Give back the full listing that follows exactly as it reads.

== == ==

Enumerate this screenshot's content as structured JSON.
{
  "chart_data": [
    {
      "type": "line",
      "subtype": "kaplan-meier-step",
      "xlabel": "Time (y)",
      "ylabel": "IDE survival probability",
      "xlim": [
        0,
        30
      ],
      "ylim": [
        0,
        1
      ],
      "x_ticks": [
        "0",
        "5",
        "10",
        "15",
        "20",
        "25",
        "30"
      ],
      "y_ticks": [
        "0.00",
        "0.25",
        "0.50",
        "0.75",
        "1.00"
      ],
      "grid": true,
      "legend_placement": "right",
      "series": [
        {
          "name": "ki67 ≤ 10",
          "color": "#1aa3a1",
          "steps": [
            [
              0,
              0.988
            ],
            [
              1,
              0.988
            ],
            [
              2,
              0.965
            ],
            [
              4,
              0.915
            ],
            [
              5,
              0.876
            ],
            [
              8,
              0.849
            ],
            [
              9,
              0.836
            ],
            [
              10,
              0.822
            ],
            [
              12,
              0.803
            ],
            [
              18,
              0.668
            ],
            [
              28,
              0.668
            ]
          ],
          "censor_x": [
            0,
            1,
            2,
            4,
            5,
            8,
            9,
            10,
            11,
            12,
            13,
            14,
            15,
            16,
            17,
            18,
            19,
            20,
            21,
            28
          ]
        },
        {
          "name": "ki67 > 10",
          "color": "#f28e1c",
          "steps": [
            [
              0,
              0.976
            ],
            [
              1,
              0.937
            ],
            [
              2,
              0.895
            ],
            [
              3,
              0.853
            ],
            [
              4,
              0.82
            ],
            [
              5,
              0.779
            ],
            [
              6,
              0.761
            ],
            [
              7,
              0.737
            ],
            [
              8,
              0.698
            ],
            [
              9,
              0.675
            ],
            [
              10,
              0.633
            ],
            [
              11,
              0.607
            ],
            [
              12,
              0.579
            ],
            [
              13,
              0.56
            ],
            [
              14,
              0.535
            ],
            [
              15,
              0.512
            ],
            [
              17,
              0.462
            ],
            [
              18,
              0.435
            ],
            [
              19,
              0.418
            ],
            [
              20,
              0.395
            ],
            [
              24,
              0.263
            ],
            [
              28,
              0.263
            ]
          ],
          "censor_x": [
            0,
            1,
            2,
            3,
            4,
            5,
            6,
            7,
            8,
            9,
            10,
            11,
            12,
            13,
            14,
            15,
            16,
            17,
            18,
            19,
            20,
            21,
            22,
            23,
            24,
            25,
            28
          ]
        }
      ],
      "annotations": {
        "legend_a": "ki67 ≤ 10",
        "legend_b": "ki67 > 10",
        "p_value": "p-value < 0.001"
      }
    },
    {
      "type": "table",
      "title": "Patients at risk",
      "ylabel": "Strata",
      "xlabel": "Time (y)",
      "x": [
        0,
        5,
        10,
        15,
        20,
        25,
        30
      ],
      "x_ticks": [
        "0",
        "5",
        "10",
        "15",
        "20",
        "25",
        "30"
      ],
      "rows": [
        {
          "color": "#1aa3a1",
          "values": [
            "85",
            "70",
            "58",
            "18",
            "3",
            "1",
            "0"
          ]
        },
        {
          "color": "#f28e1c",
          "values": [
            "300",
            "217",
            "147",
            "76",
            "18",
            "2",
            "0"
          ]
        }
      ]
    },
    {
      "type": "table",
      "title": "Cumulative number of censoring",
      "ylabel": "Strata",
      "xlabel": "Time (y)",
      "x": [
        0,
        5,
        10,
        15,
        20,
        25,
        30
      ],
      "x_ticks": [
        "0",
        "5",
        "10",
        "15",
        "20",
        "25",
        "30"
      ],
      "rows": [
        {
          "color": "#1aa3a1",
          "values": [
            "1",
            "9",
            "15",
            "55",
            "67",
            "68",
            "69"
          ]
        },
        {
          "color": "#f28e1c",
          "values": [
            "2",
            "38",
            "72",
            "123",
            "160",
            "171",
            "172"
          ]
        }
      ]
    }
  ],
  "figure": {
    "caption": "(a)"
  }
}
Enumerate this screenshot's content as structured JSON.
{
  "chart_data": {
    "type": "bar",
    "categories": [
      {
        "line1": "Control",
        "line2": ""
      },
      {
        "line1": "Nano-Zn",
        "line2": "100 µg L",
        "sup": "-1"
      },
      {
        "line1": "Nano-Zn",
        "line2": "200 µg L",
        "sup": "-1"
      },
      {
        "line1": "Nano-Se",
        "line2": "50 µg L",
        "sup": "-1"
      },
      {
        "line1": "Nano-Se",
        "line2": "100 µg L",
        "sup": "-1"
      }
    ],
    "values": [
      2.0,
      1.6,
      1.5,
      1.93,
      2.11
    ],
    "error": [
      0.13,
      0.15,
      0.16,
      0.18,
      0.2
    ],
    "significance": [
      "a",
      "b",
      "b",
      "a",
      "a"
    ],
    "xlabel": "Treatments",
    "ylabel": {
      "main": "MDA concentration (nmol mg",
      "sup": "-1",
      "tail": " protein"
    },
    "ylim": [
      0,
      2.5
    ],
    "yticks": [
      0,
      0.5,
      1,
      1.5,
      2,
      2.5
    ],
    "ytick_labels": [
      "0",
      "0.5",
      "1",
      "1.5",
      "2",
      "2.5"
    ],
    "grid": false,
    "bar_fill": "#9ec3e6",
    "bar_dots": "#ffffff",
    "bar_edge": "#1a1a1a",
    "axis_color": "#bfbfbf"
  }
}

== == ==

OUTPUT BELOW:
Enumerate this screenshot's content as structured JSON.
{
  "chart_data": [
    {
      "type": "line",
      "subtype": "kaplan-meier-step",
      "xlabel": "Time (y)",
      "ylabel": "IDE survival probability",
      "xlim": [
        0,
        30
      ],
      "ylim": [
        0,
        1
      ],
      "x_ticks": [
        "0",
        "5",
        "10",
        "15",
        "20",
        "25",
        "30"
      ],
      "y_ticks": [
        "0.00",
        "0.25",
        "0.50",
        "0.75",
        "1.00"
      ],
      "grid": true,
      "legend_placement": "right",
      "series": [
        {
          "name": "ki67 ≤ 10",
          "color": "#1aa3a1",
          "steps": [
            [
              0,
              0.988
            ],
            [
              1,
              0.988
            ],
            [
              2,
              0.965
            ],
            [
              4,
              0.915
            ],
            [
              5,
              0.876
            ],
            [
              8,
              0.849
            ],
            [
              9,
              0.836
            ],
            [
              10,
              0.822
            ],
            [
              12,
              0.803
            ],
            [
              18,
              0.668
            ],
            [
              28,
              0.668
            ]
          ],
          "censor_x": [
            0,
            1,
            2,
            4,
            5,
            8,
            9,
            10,
            11,
            12,
            13,
            14,
            15,
            16,
            17,
            18,
            19,
            20,
            21,
            28
          ]
        },
        {
          "name": "ki67 > 10",
          "color": "#f28e1c",
          "steps": [
            [
              0,
              0.976
            ],
            [
              1,
              0.937
            ],
            [
              2,
              0.895
            ],
            [
              3,
              0.853
            ],
            [
              4,
              0.82
            ],
            [
              5,
              0.779
            ],
            [
              6,
              0.761
            ],
            [
              7,
              0.737
            ],
            [
              8,
              0.698
            ],
            [
              9,
              0.675
            ],
            [
              10,
              0.633
            ],
            [
              11,
              0.607
            ],
            [
              12,
              0.579
            ],
            [
              13,
              0.56
            ],
            [
              14,
              0.535
            ],
            [
              15,
              0.512
            ],
            [
              17,
              0.462
            ],
            [
              18,
              0.435
            ],
            [
              19,
              0.418
            ],
            [
              20,
              0.395
            ],
            [
              24,
              0.263
            ],
            [
              28,
              0.263
            ]
          ],
          "censor_x": [
            0,
            1,
            2,
            3,
            4,
            5,
            6,
            7,
            8,
            9,
            10,
            11,
            12,
            13,
            14,
            15,
            16,
            17,
            18,
            19,
            20,
            21,
            22,
            23,
            24,
            25,
            28
          ]
        }
      ],
      "annotations": {
        "legend_a": "ki67 ≤ 10",
        "legend_b": "ki67 > 10",
        "p_value": "p-value < 0.001"
      }
    },
    {
      "type": "table",
      "title": "Patients at risk",
      "ylabel": "Strata",
      "xlabel": "Time (y)",
      "x": [
        0,
        5,
        10,
        15,
        20,
        25,
        30
      ],
      "x_ticks": [
        "0",
        "5",
        "10",
        "15",
        "20",
        "25",
        "30"
      ],
      "rows": [
        {
          "color": "#1aa3a1",
          "values": [
            "85",
            "70",
            "58",
            "18",
            "3",
            "1",
            "0"
          ]
        },
        {
          "color": "#f28e1c",
          "values": [
            "300",
            "217",
            "147",
            "76",
            "18",
            "2",
            "0"
          ]
        }
      ]
    },
    {
      "type": "table",
      "title": "Cumulative number of censoring",
      "ylabel": "Strata",
      "xlabel": "Time (y)",
      "x": [
        0,
        5,
        10,
        15,
        20,
        25,
        30
      ],
      "x_ticks": [
        "0",
        "5",
        "10",
        "15",
        "20",
        "25",
        "30"
      ],
      "rows": [
        {
          "color": "#1aa3a1",
          "values": [
            "1",
            "9",
            "15",
            "55",
            "67",
            "68",
            "69"
          ]
        },
        {
          "color": "#f28e1c",
          "values": [
            "2",
            "38",
            "72",
            "123",
            "160",
            "171",
            "172"
          ]
        }
      ]
    }
  ],
  "figure": {
    "caption": "(a)"
  }
}
Enumerate this screenshot's content as structured JSON.
{
  "chart_data": {
    "type": "bar",
    "categories": [
      {
        "line1": "Control",
        "line2": ""
      },
      {
        "line1": "Nano-Zn",
        "line2": "100 µg L",
        "sup": "-1"
      },
      {
        "line1": "Nano-Zn",
        "line2": "200 µg L",
        "sup": "-1"
      },
      {
        "line1": "Nano-Se",
        "line2": "50 µg L",
        "sup": "-1"
      },
      {
        "line1": "Nano-Se",
        "line2": "100 µg L",
        "sup": "-1"
      }
    ],
    "values": [
      2.0,
      1.6,
      1.5,
      1.93,
      2.11
    ],
    "error": [
      0.13,
      0.15,
      0.16,
      0.18,
      0.2
    ],
    "significance": [
      "a",
      "b",
      "b",
      "a",
      "a"
    ],
    "xlabel": "Treatments",
    "ylabel": {
      "main": "MDA concentration (nmol mg",
      "sup": "-1",
      "tail": " protein"
    },
    "ylim": [
      0,
      2.5
    ],
    "yticks": [
      0,
      0.5,
      1,
      1.5,
      2,
      2.5
    ],
    "ytick_labels": [
      "0",
      "0.5",
      "1",
      "1.5",
      "2",
      "2.5"
    ],
    "grid": false,
    "bar_fill": "#9ec3e6",
    "bar_dots": "#ffffff",
    "bar_edge": "#1a1a1a",
    "axis_color": "#bfbfbf"
  }
}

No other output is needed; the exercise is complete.